§ Required task
Each record is to be transcribed exactly.
───── Records
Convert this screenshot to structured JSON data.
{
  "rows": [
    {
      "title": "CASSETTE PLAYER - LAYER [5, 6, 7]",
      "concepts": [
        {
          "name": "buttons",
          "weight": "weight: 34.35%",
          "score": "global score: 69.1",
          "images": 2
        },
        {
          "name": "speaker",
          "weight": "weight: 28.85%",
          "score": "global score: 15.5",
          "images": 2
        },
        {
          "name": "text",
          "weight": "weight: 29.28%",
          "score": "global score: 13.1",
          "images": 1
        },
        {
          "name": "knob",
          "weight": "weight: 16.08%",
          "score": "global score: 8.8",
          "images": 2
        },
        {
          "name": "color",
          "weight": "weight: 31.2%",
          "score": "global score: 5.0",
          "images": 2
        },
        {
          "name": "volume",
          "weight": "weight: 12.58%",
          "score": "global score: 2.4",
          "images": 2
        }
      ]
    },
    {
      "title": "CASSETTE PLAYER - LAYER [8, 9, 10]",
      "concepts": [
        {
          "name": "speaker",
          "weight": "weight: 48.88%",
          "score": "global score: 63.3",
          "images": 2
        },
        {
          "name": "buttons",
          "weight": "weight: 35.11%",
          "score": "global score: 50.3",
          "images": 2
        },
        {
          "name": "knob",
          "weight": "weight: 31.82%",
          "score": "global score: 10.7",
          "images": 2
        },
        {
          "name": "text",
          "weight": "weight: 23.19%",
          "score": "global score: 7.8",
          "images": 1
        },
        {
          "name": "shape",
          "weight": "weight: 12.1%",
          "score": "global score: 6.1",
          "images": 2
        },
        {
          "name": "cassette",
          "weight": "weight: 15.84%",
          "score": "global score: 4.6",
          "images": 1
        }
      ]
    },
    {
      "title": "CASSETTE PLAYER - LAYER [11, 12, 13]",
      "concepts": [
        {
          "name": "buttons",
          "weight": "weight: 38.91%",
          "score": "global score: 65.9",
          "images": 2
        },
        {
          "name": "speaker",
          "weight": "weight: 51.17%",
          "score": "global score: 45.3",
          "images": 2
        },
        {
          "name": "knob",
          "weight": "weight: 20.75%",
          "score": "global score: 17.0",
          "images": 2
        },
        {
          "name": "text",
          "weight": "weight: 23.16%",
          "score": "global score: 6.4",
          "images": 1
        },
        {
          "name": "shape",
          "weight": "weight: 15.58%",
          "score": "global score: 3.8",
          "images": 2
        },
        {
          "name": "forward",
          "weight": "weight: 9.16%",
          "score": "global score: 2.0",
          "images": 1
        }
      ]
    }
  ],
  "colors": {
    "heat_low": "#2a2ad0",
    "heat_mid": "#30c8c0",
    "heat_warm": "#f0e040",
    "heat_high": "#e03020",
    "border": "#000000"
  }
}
──────────
§ Response to the task
Convert this screenshot to structured JSON data.
{
  "rows": [
    {
      "title": "CASSETTE PLAYER - LAYER [5, 6, 7]",
      "concepts": [
        {
          "name": "buttons",
          "weight": "weight: 34.35%",
          "score": "global score: 69.1",
          "images": 2
        },
        {
          "name": "speaker",
          "weight": "weight: 28.85%",
          "score": "global score: 15.5",
          "images": 2
        },
        {
          "name": "text",
          "weight": "weight: 29.28%",
          "score": "global score: 13.1",
          "images": 1
        },
        {
          "name": "knob",
          "weight": "weight: 16.08%",
          "score": "global score: 8.8",
          "images": 2
        },
        {
          "name": "color",
          "weight": "weight: 31.2%",
          "score": "global score: 5.0",
          "images": 2
        },
        {
          "name": "volume",
          "weight": "weight: 12.58%",
          "score": "global score: 2.4",
          "images": 2
        }
      ]
    },
    {
      "title": "CASSETTE PLAYER - LAYER [8, 9, 10]",
      "concepts": [
        {
          "name": "speaker",
          "weight": "weight: 48.88%",
          "score": "global score: 63.3",
          "images": 2
        },
        {
          "name": "buttons",
          "weight": "weight: 35.11%",
          "score": "global score: 50.3",
          "images": 2
        },
        {
          "name": "knob",
          "weight": "weight: 31.82%",
          "score": "global score: 10.7",
          "images": 2
        },
        {
          "name": "text",
          "weight": "weight: 23.19%",
          "score": "global score: 7.8",
          "images": 1
        },
        {
          "name": "shape",
          "weight": "weight: 12.1%",
          "score": "global score: 6.1",
          "images": 2
        },
        {
          "name": "cassette",
          "weight": "weight: 15.84%",
          "score": "global score: 4.6",
          "images": 1
        }
      ]
    },
    {
      "title": "CASSETTE PLAYER - LAYER [11, 12, 13]",
      "concepts": [
        {
          "name": "buttons",
          "weight": "weight: 38.91%",
          "score": "global score: 65.9",
          "images": 2
        },
        {
          "name": "speaker",
          "weight": "weight: 51.17%",
          "score": "global score: 45.3",
          "images": 2
        },
        {
          "name": "knob",
          "weight": "weight: 20.75%",
          "score": "global score: 17.0",
          "images": 2
        },
        {
          "name": "text",
          "weight": "weight: 23.16%",
          "score": "global score: 6.4",
          "images": 1
        },
        {
          "name": "shape",
          "weight": "weight: 15.58%",
          "score": "global score: 3.8",
          "images": 2
        },
        {
          "name": "forward",
          "weight": "weight: 9.16%",
          "score": "global score: 2.0",
          "images": 1
        }
      ]
    }
  ],
  "colors": {
    "heat_low": "#2a2ad0",
    "heat_mid": "#30c8c0",
    "heat_warm": "#f0e040",
    "heat_high": "#e03020",
    "border": "#000000"
  }
}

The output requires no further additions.